Excerpt from a dataset:
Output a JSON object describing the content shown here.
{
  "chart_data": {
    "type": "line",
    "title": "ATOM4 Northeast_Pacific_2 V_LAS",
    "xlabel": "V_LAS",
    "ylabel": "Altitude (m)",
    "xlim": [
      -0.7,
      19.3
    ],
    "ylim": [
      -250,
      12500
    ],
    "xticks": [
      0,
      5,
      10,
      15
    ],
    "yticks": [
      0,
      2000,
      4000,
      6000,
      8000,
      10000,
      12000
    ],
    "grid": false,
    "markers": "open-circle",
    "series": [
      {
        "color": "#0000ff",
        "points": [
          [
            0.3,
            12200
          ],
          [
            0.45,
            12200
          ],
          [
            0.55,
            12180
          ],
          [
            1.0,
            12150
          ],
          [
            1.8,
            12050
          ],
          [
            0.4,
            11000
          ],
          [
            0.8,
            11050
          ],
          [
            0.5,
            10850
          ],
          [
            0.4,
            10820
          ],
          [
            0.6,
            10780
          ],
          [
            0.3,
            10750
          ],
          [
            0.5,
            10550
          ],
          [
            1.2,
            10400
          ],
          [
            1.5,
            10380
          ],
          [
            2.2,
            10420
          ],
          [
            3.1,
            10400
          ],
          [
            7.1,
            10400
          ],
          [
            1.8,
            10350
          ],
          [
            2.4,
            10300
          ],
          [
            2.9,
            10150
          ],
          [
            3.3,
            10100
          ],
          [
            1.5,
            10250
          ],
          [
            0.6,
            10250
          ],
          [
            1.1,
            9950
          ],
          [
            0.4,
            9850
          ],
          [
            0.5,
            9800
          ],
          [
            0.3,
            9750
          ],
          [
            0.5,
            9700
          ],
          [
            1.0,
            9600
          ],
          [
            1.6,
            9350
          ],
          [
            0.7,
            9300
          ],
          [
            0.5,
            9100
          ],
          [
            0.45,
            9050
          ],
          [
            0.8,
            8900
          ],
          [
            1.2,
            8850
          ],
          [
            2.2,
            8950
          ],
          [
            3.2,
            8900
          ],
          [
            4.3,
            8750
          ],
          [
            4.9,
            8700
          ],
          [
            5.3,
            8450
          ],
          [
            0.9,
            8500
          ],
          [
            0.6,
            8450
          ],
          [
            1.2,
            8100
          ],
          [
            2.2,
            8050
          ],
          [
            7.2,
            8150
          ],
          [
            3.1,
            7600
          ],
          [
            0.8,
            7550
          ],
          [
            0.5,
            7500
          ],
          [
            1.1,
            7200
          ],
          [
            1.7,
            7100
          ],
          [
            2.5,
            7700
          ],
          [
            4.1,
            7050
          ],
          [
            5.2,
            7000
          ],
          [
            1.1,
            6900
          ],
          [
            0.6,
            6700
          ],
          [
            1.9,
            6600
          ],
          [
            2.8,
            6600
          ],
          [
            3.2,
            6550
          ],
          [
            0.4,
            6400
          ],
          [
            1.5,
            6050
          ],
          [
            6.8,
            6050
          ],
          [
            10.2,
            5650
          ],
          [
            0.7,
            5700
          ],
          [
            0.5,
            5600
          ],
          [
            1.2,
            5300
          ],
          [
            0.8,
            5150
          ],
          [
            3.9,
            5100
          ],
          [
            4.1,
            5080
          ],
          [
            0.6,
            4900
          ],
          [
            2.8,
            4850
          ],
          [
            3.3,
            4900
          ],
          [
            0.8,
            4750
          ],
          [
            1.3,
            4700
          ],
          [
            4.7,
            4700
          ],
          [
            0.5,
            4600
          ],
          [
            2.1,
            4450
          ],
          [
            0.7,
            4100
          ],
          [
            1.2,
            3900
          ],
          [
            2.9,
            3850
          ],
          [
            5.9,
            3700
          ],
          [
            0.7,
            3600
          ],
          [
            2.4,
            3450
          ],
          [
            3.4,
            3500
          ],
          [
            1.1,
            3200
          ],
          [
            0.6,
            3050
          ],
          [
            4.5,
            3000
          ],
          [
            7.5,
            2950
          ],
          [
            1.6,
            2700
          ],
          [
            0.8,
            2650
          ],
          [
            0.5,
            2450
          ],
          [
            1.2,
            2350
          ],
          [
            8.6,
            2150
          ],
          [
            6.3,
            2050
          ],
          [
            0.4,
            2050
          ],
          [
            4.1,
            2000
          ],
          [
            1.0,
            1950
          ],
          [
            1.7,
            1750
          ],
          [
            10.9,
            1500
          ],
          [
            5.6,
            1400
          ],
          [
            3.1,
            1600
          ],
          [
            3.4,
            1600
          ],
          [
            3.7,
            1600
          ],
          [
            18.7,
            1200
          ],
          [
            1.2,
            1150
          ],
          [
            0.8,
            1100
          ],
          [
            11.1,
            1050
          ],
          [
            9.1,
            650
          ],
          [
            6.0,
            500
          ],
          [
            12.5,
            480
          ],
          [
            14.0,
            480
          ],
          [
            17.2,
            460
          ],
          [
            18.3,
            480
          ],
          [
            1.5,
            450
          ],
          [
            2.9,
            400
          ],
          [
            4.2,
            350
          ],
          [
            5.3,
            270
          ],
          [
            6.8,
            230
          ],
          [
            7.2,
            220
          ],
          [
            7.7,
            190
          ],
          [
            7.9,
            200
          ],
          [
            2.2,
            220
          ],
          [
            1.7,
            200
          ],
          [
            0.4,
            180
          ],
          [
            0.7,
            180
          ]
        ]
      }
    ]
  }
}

WHAT TO DO:
Copy out the whole listing exactly; please set it all down.

EXERCISE RESULT:
Output a JSON object describing the content shown here.
{
  "chart_data": {
    "type": "line",
    "title": "ATOM4 Northeast_Pacific_2 V_LAS",
    "xlabel": "V_LAS",
    "ylabel": "Altitude (m)",
    "xlim": [
      -0.7,
      19.3
    ],
    "ylim": [
      -250,
      12500
    ],
    "xticks": [
      0,
      5,
      10,
      15
    ],
    "yticks": [
      0,
      2000,
      4000,
      6000,
      8000,
      10000,
      12000
    ],
    "grid": false,
    "markers": "open-circle",
    "series": [
      {
        "color": "#0000ff",
        "points": [
          [
            0.3,
            12200
          ],
          [
            0.45,
            12200
          ],
          [
            0.55,
            12180
          ],
          [
            1.0,
            12150
          ],
          [
            1.8,
            12050
          ],
          [
            0.4,
            11000
          ],
          [
            0.8,
            11050
          ],
          [
            0.5,
            10850
          ],
          [
            0.4,
            10820
          ],
          [
            0.6,
            10780
          ],
          [
            0.3,
            10750
          ],
          [
            0.5,
            10550
          ],
          [
            1.2,
            10400
          ],
          [
            1.5,
            10380
          ],
          [
            2.2,
            10420
          ],
          [
            3.1,
            10400
          ],
          [
            7.1,
            10400
          ],
          [
            1.8,
            10350
          ],
          [
            2.4,
            10300
          ],
          [
            2.9,
            10150
          ],
          [
            3.3,
            10100
          ],
          [
            1.5,
            10250
          ],
          [
            0.6,
            10250
          ],
          [
            1.1,
            9950
          ],
          [
            0.4,
            9850
          ],
          [
            0.5,
            9800
          ],
          [
            0.3,
            9750
          ],
          [
            0.5,
            9700
          ],
          [
            1.0,
            9600
          ],
          [
            1.6,
            9350
          ],
          [
            0.7,
            9300
          ],
          [
            0.5,
            9100
          ],
          [
            0.45,
            9050
          ],
          [
            0.8,
            8900
          ],
          [
            1.2,
            8850
          ],
          [
            2.2,
            8950
          ],
          [
            3.2,
            8900
          ],
          [
            4.3,
            8750
          ],
          [
            4.9,
            8700
          ],
          [
            5.3,
            8450
          ],
          [
            0.9,
            8500
          ],
          [
            0.6,
            8450
          ],
          [
            1.2,
            8100
          ],
          [
            2.2,
            8050
          ],
          [
            7.2,
            8150
          ],
          [
            3.1,
            7600
          ],
          [
            0.8,
            7550
          ],
          [
            0.5,
            7500
          ],
          [
            1.1,
            7200
          ],
          [
            1.7,
            7100
          ],
          [
            2.5,
            7700
          ],
          [
            4.1,
            7050
          ],
          [
            5.2,
            7000
          ],
          [
            1.1,
            6900
          ],
          [
            0.6,
            6700
          ],
          [
            1.9,
            6600
          ],
          [
            2.8,
            6600
          ],
          [
            3.2,
            6550
          ],
          [
            0.4,
            6400
          ],
          [
            1.5,
            6050
          ],
          [
            6.8,
            6050
          ],
          [
            10.2,
            5650
          ],
          [
            0.7,
            5700
          ],
          [
            0.5,
            5600
          ],
          [
            1.2,
            5300
          ],
          [
            0.8,
            5150
          ],
          [
            3.9,
            5100
          ],
          [
            4.1,
            5080
          ],
          [
            0.6,
            4900
          ],
          [
            2.8,
            4850
          ],
          [
            3.3,
            4900
          ],
          [
            0.8,
            4750
          ],
          [
            1.3,
            4700
          ],
          [
            4.7,
            4700
          ],
          [
            0.5,
            4600
          ],
          [
            2.1,
            4450
          ],
          [
            0.7,
            4100
          ],
          [
            1.2,
            3900
          ],
          [
            2.9,
            3850
          ],
          [
            5.9,
            3700
          ],
          [
            0.7,
            3600
          ],
          [
            2.4,
            3450
          ],
          [
            3.4,
            3500
          ],
          [
            1.1,
            3200
          ],
          [
            0.6,
            3050
          ],
          [
            4.5,
            3000
          ],
          [
            7.5,
            2950
          ],
          [
            1.6,
            2700
          ],
          [
            0.8,
            2650
          ],
          [
            0.5,
            2450
          ],
          [
            1.2,
            2350
          ],
          [
            8.6,
            2150
          ],
          [
            6.3,
            2050
          ],
          [
            0.4,
            2050
          ],
          [
            4.1,
            2000
          ],
          [
            1.0,
            1950
          ],
          [
            1.7,
            1750
          ],
          [
            10.9,
            1500
          ],
          [
            5.6,
            1400
          ],
          [
            3.1,
            1600
          ],
          [
            3.4,
            1600
          ],
          [
            3.7,
            1600
          ],
          [
            18.7,
            1200
          ],
          [
            1.2,
            1150
          ],
          [
            0.8,
            1100
          ],
          [
            11.1,
            1050
          ],
          [
            9.1,
            650
          ],
          [
            6.0,
            500
          ],
          [
            12.5,
            480
          ],
          [
            14.0,
            480
          ],
          [
            17.2,
            460
          ],
          [
            18.3,
            480
          ],
          [
            1.5,
            450
          ],
          [
            2.9,
            400
          ],
          [
            4.2,
            350
          ],
          [
            5.3,
            270
          ],
          [
            6.8,
            230
          ],
          [
            7.2,
            220
          ],
          [
            7.7,
            190
          ],
          [
            7.9,
            200
          ],
          [
            2.2,
            220
          ],
          [
            1.7,
            200
          ],
          [
            0.4,
            180
          ],
          [
            0.7,
            180
          ]
        ]
      }
    ]
  }
}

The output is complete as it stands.